■ **Your objective**
Check each line below for "char" and report how many have it, nothing else.

■ **Given information**
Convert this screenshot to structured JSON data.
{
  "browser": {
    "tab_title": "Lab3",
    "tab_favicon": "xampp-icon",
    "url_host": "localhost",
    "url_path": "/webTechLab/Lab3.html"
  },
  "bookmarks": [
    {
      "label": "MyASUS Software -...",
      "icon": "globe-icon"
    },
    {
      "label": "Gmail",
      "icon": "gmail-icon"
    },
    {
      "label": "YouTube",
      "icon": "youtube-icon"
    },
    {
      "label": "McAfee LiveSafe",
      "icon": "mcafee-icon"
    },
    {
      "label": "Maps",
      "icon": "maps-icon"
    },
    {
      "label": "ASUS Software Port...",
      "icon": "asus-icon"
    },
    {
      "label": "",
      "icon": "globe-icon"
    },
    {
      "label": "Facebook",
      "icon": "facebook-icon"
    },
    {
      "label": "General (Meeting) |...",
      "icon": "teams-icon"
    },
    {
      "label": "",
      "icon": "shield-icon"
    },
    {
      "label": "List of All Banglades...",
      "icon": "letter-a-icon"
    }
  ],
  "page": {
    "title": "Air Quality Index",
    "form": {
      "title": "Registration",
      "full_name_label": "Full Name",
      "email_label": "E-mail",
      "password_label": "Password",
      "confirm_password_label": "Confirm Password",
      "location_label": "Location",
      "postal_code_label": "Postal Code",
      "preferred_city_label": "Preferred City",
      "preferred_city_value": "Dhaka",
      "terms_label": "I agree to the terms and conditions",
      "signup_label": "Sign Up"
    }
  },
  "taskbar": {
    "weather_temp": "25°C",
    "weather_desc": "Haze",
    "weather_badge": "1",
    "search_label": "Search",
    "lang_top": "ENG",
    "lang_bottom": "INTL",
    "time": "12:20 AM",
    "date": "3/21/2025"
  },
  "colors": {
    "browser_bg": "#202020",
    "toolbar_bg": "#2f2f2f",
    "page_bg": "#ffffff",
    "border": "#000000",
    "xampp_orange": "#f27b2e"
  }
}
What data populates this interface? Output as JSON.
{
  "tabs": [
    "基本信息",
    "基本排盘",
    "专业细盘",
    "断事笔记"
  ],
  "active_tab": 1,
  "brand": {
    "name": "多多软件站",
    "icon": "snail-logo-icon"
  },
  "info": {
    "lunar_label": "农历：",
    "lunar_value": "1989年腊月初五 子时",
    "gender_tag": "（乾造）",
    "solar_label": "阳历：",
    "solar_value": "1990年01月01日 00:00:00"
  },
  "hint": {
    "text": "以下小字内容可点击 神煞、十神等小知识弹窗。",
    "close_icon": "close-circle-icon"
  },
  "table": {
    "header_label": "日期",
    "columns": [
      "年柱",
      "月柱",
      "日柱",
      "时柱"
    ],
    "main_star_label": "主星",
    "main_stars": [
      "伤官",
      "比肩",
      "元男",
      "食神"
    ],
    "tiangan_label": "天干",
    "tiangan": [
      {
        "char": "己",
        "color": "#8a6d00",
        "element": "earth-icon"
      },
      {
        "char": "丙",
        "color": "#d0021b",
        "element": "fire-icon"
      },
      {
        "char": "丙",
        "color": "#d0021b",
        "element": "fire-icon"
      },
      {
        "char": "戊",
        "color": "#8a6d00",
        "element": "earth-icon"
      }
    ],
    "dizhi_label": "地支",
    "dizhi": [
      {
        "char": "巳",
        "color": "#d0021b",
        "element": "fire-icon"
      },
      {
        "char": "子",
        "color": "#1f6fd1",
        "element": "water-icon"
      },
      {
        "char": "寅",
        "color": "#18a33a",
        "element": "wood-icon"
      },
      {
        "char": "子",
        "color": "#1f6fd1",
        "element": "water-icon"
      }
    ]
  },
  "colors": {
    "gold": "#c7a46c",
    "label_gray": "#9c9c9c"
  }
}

■ **Answer for this exercise**
8